What to work on:
1) Print the part of the Pat Weaver post from "Tuesday, 16 June" up to and including "controlling broadcast content.".
2) Answer these questions from the Pat Weaver post:
(a) How many pages of footnotes does the book have?
(b) What was Weaver's motto?
(c) What was the title of the writer's first national publication?
## Start Supplied text
Tuesday, 16 June 2009

Pat Weaver's Defeat

For a cadet teacher in East Lansing, Michigan in 1952, James L. Baughman’s “Same Time, Same Station: Creating American Television, 1948-1961 (John Hopkins University Press, 2007) is a marvel. To a lower middle class Detroiter, who had never seen a symphony concert or a Broadway play before he got to graduate school, it describes with marvelous completeness (125 pages of footnotes in a 433 page book) the epic battle between the visionary head of NBC, Sylvester L. “Pat” Weaver, and the rest of the emerging networks TV brass.

A Dartmouth preppie from a well-to-do Los Angeles family, he had cut his broadcasting teeth as an adman for network radio. He believed that the new medium of television could generate an era of mass enlightenment. Especially if he could break the old tradition of radio sponsors controlling broadcast content.

Weaver argued with real conviction that every American could become “an Athenian”. ENLIGHTENMENT THROUGH EXPOSURE was his motto. If only he could break that deathly hold of sponsors on broadcasting content. “General” David Sarnoff was equally eager to sell his RCA color TV’s and backed the innovator in the belief his “spectaculars” could sell the masses on his sets.

Sarnoff was an immigrant Russian Jew who hadn’t finished high school, and Pat the preppie rode roughshod over his boss’s status panic. Baughman is especially perceptive in showing the vulnerability of other leaders in the new medium to such personality conflicts.

But Weaver’s rationale for upgrading TV appealed to many young teachers. Assigning Maurice Evans in “Macbeth” or Edward R. Murrow’s “See It Now” documentaries seemed a natural. Especially promising were the original TV plays like Paddy Chayefsky’s “Marty” and “The Catered Affair”. My first national publication was an essay on such classroom use of live TV, “Everyman in Saddle Shoes” (Scholastic Teacher, 1954).
## End Supplied text
## Start Information provided
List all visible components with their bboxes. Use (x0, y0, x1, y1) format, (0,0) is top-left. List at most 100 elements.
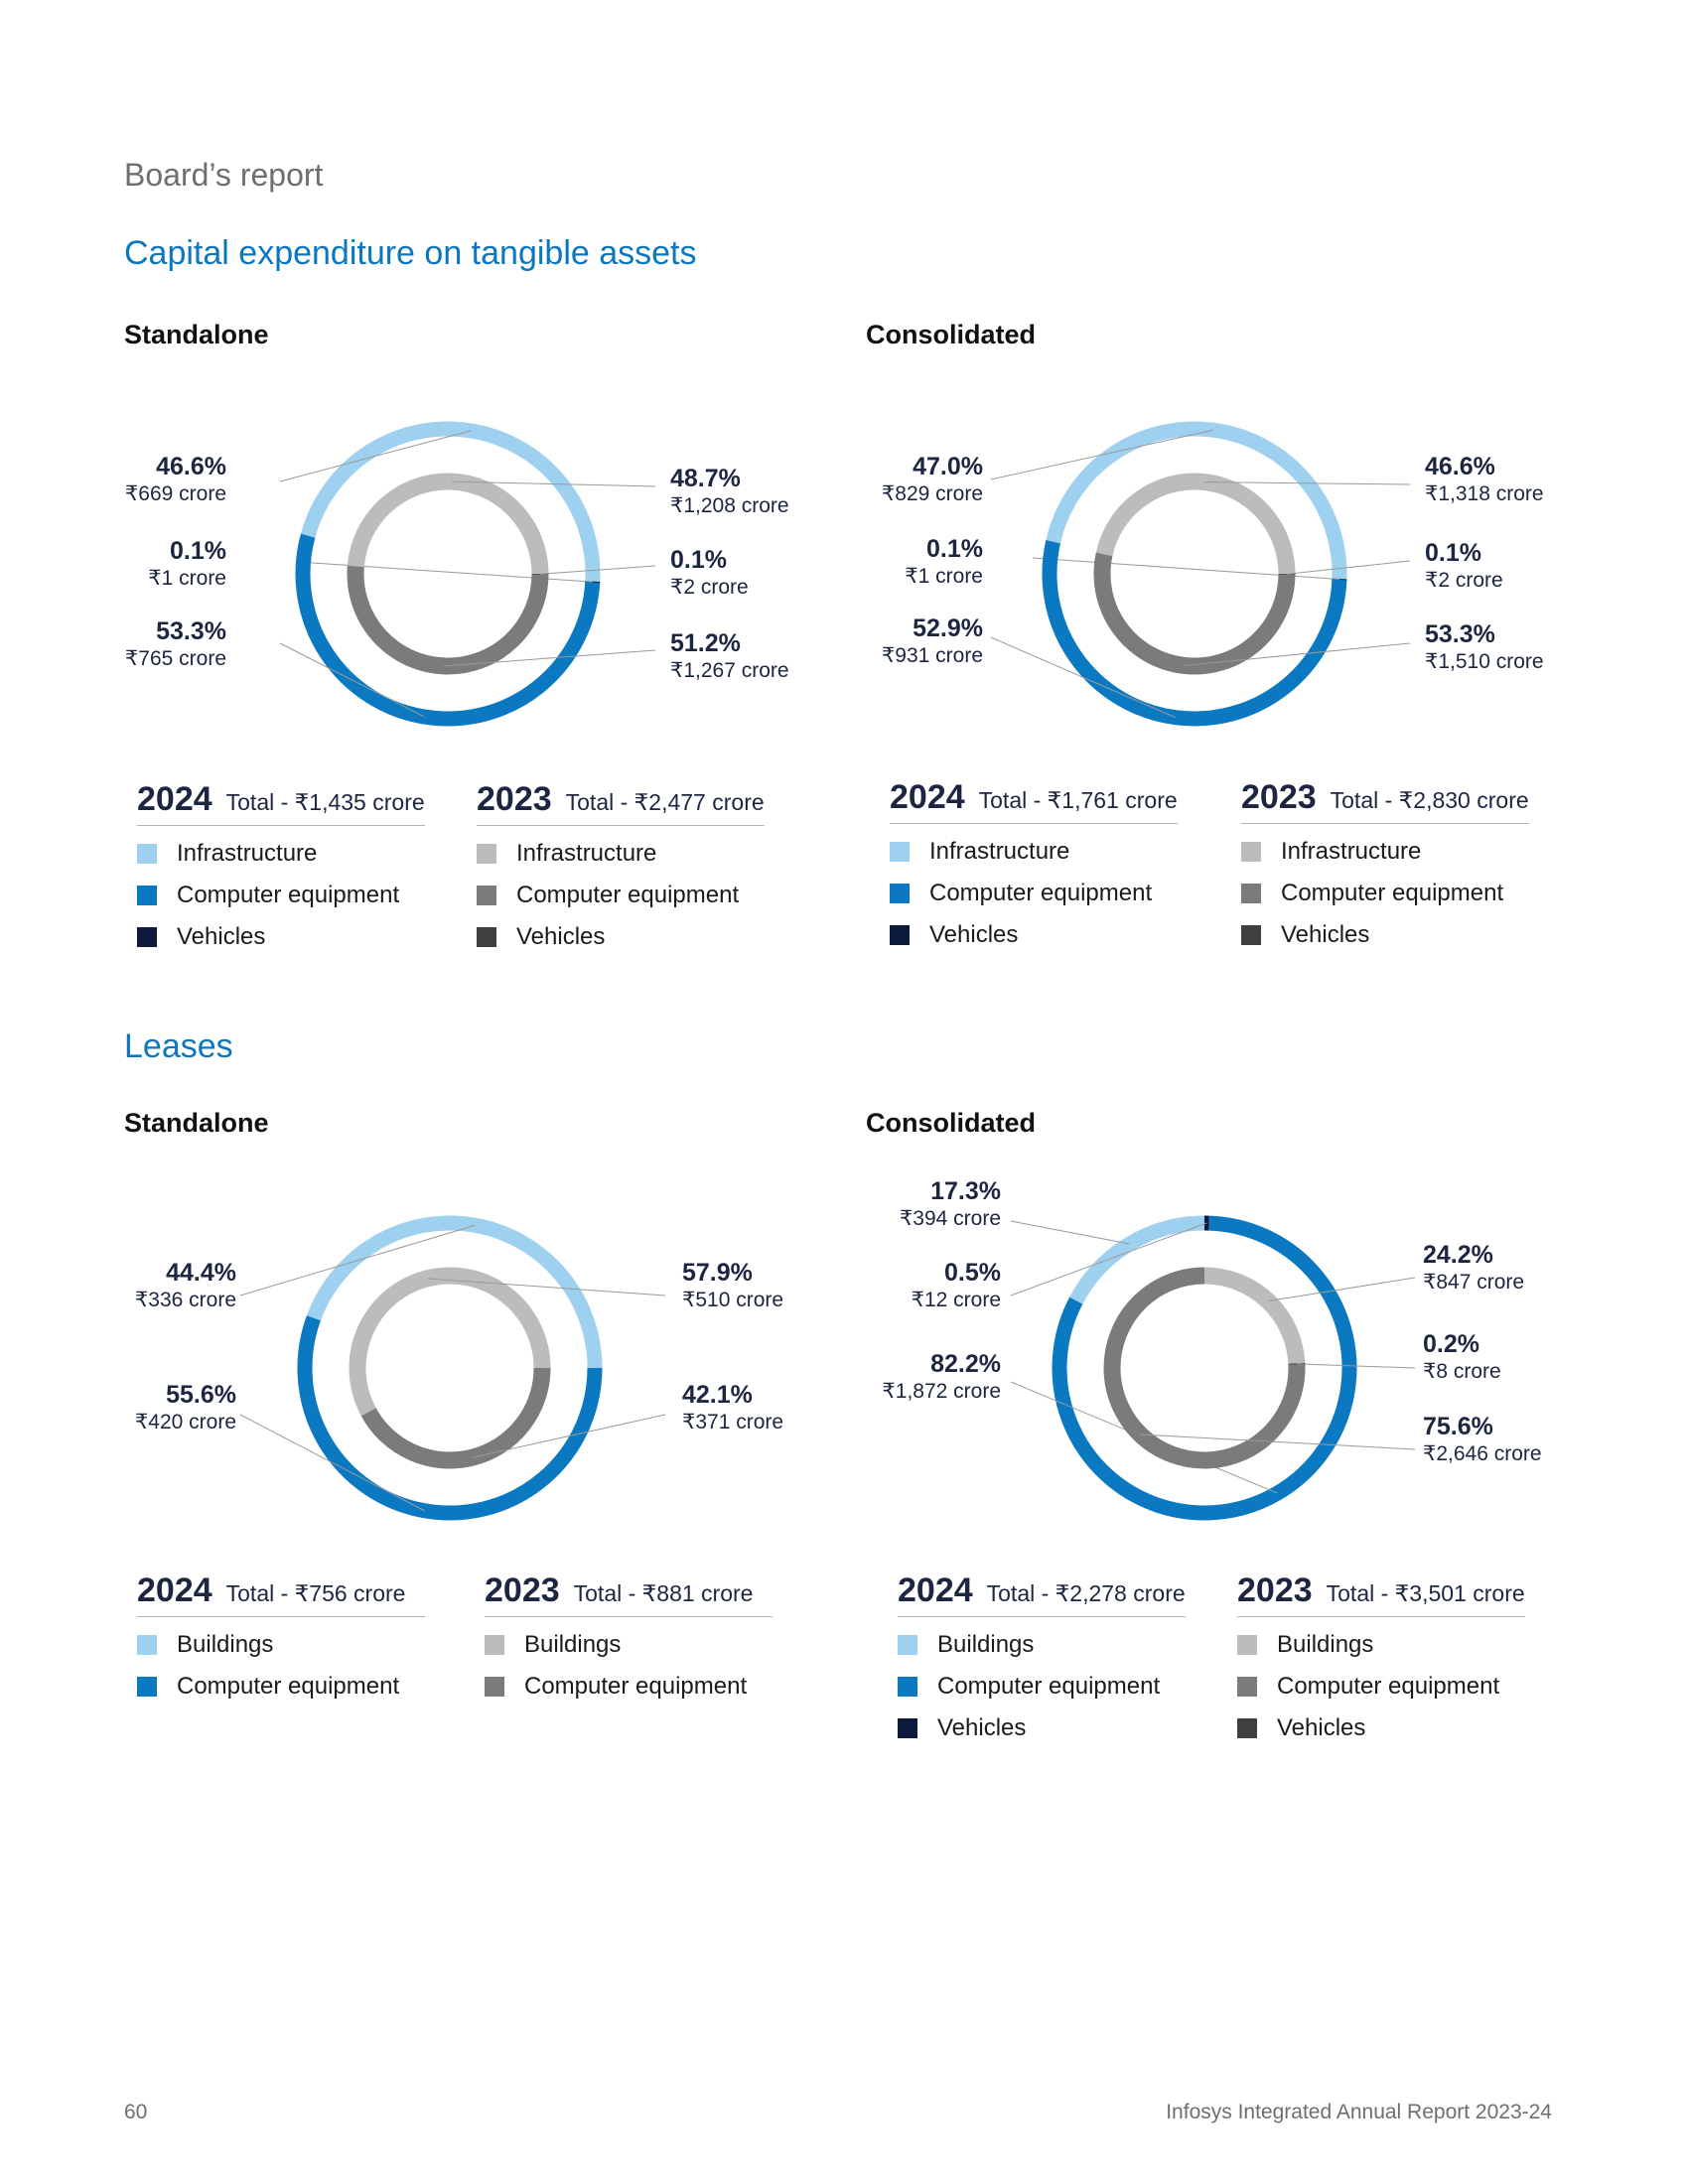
## End Information provided
Task-by-task outputs:
1)
Tuesday, 16 June 2009

Pat Weaver's Defeat

For a cadet teacher in East Lansing, Michigan in 1952, James L. Baughman’s “Same Time, Same Station: Creating American Television, 1948-1961 (John Hopkins University Press, 2007) is a marvel. To a lower middle class Detroiter, who had never seen a symphony concert or a Broadway play before he got to graduate school, it describes with marvelous completeness (125 pages of footnotes in a 433 page book) the epic battle between the visionary head of NBC, Sylvester L. “Pat” Weaver, and the rest of the emerging networks TV brass.

A Dartmouth preppie from a well-to-do Los Angeles family, he had cut his broadcasting teeth as an adman for network radio. He believed that the new medium of television could generate an era of mass enlightenment. Especially if he could break the old tradition of radio sponsors controlling broadcast content.

2)
(a) 125 pages
(b) ENLIGHTENMENT THROUGH EXPOSURE
(c) "Everyman in Saddle Shoes"